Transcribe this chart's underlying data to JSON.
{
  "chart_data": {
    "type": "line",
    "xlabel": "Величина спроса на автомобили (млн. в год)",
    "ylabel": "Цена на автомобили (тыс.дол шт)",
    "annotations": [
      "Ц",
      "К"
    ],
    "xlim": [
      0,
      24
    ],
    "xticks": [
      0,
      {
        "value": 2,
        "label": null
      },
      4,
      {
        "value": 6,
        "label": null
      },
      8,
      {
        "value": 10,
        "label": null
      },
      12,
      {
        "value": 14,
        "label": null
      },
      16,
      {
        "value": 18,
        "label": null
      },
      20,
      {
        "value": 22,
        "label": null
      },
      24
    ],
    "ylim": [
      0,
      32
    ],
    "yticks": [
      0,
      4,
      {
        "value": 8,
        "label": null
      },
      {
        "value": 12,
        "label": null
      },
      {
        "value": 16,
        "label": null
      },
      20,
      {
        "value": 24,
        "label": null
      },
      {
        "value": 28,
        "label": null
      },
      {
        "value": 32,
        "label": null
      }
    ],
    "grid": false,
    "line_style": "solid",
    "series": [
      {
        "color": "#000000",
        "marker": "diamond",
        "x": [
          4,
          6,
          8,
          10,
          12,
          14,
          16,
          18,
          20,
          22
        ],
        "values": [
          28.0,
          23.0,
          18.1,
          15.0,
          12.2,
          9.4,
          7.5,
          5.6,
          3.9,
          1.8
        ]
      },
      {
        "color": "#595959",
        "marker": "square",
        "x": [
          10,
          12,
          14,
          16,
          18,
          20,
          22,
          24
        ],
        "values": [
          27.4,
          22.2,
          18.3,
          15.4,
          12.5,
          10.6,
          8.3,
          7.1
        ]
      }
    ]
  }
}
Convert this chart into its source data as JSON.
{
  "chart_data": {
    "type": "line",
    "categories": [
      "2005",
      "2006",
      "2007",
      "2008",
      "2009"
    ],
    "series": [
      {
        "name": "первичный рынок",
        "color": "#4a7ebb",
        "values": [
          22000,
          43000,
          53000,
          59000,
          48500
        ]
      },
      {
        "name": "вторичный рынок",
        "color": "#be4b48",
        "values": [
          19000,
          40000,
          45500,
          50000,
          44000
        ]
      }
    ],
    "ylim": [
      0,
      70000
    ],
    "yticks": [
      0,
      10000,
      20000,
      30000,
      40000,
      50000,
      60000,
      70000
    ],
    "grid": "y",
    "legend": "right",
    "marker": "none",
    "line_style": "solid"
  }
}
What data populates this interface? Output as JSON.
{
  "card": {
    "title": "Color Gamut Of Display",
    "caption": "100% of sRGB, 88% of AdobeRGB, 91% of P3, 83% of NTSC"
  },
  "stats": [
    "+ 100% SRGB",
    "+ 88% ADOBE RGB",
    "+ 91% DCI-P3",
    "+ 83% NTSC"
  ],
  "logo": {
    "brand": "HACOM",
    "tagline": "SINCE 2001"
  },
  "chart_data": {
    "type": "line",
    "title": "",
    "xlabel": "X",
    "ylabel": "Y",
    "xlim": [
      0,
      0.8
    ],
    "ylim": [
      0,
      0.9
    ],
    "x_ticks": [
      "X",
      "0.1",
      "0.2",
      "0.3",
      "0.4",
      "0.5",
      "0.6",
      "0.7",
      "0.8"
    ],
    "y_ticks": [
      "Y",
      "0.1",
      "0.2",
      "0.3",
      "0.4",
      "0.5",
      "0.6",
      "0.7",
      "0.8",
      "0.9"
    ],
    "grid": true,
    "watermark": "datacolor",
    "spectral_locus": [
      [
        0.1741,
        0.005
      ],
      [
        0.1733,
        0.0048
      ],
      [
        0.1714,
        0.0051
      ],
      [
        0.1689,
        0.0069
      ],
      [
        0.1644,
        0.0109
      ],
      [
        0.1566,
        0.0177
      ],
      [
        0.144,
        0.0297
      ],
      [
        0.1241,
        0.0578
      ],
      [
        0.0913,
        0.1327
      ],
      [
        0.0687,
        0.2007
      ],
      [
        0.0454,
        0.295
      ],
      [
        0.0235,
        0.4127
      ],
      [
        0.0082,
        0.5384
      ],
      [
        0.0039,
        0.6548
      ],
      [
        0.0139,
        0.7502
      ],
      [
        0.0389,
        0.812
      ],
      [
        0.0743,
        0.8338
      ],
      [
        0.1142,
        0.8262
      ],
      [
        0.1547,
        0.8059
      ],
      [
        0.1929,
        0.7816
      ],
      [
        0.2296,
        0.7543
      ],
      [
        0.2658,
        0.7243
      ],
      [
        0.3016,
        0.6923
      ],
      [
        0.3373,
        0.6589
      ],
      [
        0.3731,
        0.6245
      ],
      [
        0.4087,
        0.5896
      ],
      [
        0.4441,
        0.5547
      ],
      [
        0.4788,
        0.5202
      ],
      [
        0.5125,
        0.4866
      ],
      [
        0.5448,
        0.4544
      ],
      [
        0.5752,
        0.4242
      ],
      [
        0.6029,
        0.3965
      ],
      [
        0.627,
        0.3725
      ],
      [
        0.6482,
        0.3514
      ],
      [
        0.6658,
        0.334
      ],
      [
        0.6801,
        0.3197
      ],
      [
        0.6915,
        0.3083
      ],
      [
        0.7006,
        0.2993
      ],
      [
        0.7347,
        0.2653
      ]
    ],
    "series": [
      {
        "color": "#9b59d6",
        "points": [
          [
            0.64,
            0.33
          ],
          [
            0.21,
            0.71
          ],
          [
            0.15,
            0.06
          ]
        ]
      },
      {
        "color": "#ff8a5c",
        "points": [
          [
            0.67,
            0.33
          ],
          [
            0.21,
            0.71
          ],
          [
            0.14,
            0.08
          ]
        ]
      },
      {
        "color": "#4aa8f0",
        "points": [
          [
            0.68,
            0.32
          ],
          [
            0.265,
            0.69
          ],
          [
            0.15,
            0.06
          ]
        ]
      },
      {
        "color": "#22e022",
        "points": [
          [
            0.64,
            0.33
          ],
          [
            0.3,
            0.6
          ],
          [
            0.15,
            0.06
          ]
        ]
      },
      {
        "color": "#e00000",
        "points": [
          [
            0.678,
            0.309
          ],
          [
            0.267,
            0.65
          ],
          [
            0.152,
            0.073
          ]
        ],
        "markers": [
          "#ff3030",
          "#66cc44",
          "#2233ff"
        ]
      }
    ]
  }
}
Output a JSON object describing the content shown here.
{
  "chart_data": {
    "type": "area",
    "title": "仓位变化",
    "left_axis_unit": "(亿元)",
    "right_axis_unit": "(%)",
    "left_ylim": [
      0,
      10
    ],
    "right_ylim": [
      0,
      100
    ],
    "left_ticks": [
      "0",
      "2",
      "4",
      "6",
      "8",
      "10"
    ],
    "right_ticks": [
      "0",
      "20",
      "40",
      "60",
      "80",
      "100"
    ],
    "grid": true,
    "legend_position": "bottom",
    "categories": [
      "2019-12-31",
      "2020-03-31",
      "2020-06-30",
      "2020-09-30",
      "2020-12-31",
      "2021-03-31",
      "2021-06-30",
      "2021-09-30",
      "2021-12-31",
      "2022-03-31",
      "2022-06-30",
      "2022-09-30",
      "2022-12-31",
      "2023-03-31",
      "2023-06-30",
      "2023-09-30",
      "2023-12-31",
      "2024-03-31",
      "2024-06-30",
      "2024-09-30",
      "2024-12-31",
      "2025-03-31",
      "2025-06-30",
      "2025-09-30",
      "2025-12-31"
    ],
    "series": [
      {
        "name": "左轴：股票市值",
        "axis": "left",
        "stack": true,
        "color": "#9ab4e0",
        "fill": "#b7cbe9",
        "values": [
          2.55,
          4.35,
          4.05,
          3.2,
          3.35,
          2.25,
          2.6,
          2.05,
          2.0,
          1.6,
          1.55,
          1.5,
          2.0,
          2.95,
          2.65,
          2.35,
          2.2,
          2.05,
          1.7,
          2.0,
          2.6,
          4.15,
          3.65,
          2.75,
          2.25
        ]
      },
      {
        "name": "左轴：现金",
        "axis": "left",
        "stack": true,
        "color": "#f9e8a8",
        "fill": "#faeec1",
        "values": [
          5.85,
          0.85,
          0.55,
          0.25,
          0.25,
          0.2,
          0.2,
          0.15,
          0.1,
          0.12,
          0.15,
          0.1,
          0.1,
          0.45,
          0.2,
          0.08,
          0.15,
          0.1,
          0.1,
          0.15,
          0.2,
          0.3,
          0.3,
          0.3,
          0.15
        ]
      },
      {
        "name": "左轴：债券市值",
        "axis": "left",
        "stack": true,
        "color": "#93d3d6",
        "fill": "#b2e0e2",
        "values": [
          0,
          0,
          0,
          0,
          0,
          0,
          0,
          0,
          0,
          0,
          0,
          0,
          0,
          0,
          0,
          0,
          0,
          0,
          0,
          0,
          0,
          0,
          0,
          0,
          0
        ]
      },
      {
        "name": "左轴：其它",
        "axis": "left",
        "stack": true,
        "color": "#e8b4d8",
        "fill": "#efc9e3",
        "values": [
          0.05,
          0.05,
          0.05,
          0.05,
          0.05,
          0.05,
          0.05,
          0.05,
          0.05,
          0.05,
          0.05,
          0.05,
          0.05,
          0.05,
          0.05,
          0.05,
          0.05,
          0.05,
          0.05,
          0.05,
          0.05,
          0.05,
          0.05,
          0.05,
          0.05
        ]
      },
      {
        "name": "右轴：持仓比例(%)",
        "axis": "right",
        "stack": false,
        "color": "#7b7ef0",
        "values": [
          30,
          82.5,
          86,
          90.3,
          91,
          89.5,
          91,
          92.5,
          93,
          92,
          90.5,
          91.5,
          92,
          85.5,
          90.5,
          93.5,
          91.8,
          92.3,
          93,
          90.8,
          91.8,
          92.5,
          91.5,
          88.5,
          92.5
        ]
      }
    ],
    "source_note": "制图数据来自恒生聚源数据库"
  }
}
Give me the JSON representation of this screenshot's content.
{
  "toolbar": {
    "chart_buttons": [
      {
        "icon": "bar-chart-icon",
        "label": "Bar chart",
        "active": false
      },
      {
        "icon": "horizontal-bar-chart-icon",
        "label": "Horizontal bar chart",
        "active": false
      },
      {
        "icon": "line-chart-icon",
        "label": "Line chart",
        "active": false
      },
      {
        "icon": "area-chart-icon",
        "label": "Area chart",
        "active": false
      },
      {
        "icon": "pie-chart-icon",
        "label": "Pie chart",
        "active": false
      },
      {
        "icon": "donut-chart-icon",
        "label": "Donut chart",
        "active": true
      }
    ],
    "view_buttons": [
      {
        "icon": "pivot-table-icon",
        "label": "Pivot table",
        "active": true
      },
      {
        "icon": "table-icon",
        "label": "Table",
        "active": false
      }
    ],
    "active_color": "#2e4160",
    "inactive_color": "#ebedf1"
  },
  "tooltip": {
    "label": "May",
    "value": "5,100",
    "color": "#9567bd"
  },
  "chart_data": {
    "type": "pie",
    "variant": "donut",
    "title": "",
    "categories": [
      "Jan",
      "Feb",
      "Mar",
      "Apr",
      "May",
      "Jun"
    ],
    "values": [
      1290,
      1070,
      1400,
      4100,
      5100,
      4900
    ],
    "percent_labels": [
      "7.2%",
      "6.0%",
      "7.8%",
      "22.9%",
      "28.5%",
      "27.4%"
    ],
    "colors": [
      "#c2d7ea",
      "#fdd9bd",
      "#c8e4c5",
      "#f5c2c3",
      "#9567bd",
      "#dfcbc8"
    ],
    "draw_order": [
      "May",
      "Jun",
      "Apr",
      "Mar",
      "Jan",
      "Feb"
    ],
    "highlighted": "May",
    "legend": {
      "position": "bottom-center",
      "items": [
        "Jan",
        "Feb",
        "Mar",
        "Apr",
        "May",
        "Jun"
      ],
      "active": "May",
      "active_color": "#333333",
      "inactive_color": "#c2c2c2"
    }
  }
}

• [Exercise goal] Count the lines of the material that include the word "ylabel", then state only the total.

• [Correct answer] 2